** WHAT IS ASKED **
Copy the entries verbatim, from the first line through the line containing "fabric-swatch-image[interactable] bbox=[582, 92, 756, 205]", including both.

** INFORMATION GIVEN **
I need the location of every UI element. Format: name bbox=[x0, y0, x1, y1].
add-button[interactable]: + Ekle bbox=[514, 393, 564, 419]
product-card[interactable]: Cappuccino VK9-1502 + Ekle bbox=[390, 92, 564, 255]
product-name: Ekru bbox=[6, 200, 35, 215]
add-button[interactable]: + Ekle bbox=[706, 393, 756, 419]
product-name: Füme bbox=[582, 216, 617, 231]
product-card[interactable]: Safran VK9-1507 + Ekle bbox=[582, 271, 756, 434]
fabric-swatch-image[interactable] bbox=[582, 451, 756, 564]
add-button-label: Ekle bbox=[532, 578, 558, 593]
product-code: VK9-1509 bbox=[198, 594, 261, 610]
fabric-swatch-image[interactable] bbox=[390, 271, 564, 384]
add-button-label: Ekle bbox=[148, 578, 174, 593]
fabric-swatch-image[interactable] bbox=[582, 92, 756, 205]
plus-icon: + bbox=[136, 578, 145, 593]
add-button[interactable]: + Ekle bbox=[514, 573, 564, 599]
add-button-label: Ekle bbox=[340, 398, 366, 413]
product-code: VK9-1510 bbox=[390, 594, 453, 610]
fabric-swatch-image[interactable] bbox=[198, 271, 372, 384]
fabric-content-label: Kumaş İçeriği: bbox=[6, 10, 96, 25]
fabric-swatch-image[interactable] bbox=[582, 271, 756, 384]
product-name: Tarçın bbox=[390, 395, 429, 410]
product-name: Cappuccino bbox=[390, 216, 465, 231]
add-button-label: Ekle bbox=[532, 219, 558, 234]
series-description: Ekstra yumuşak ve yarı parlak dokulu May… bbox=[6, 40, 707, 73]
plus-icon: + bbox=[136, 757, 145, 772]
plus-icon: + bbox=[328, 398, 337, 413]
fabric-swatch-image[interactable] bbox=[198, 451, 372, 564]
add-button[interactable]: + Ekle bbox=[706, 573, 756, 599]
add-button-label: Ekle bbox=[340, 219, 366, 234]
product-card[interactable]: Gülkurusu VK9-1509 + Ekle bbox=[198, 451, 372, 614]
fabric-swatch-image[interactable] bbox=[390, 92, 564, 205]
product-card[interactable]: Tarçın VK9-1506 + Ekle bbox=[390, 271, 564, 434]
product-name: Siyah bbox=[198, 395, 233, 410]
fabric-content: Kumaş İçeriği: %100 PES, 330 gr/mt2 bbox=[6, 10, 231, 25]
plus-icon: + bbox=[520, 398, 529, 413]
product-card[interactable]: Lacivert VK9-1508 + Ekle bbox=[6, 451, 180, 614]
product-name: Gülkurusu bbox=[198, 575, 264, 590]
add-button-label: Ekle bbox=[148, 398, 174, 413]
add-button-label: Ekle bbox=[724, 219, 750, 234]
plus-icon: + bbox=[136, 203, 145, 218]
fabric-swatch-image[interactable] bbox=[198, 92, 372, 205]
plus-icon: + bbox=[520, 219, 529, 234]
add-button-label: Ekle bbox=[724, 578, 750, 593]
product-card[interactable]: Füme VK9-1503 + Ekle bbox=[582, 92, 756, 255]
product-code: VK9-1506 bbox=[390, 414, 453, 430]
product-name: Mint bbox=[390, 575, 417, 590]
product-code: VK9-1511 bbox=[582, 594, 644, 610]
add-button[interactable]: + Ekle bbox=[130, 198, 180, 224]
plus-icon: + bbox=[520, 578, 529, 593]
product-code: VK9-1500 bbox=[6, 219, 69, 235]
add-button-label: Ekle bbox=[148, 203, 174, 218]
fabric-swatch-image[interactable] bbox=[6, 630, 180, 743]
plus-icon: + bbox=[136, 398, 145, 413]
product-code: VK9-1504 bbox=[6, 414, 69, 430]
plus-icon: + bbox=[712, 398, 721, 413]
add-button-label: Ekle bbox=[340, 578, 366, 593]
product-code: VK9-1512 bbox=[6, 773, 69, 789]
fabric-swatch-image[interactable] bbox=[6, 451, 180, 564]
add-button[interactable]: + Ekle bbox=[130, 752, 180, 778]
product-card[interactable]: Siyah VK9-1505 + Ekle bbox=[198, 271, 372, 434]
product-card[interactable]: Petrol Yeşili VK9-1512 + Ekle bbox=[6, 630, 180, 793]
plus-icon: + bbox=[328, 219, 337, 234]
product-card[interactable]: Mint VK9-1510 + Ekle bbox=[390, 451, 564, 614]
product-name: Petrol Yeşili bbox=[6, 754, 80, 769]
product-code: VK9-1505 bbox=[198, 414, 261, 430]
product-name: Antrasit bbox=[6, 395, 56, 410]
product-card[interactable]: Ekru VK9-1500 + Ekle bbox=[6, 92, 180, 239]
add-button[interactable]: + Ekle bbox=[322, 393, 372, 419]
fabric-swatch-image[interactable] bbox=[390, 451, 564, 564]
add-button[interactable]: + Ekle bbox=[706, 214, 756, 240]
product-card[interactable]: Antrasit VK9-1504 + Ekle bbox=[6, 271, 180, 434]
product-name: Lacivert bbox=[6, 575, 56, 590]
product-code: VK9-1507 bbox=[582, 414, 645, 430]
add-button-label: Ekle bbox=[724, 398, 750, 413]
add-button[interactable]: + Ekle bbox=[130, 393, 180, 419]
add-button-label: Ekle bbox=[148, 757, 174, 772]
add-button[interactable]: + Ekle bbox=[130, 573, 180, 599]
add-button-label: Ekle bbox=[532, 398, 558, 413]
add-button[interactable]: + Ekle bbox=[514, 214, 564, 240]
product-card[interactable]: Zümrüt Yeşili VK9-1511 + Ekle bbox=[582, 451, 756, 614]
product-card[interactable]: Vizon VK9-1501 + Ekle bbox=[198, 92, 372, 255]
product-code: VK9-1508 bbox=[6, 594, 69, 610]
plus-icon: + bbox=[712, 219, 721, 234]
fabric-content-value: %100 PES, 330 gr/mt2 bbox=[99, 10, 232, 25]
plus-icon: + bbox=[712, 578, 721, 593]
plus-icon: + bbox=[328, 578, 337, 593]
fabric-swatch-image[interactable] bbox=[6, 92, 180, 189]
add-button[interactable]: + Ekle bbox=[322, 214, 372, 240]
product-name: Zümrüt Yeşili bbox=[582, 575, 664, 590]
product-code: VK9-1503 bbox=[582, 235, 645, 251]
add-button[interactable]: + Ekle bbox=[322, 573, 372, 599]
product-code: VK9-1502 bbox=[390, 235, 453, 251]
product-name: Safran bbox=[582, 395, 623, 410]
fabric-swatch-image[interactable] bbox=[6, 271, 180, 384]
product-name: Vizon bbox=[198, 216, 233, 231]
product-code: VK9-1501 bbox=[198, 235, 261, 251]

** CORRECT OUTPUT **
I need the location of every UI element. Format: name bbox=[x0, y0, x1, y1].
add-button[interactable]: + Ekle bbox=[514, 393, 564, 419]
product-card[interactable]: Cappuccino VK9-1502 + Ekle bbox=[390, 92, 564, 255]
product-name: Ekru bbox=[6, 200, 35, 215]
add-button[interactable]: + Ekle bbox=[706, 393, 756, 419]
product-name: Füme bbox=[582, 216, 617, 231]
product-card[interactable]: Safran VK9-1507 + Ekle bbox=[582, 271, 756, 434]
fabric-swatch-image[interactable] bbox=[582, 451, 756, 564]
add-button-label: Ekle bbox=[532, 578, 558, 593]
product-code: VK9-1509 bbox=[198, 594, 261, 610]
fabric-swatch-image[interactable] bbox=[390, 271, 564, 384]
add-button-label: Ekle bbox=[148, 578, 174, 593]
fabric-swatch-image[interactable] bbox=[582, 92, 756, 205]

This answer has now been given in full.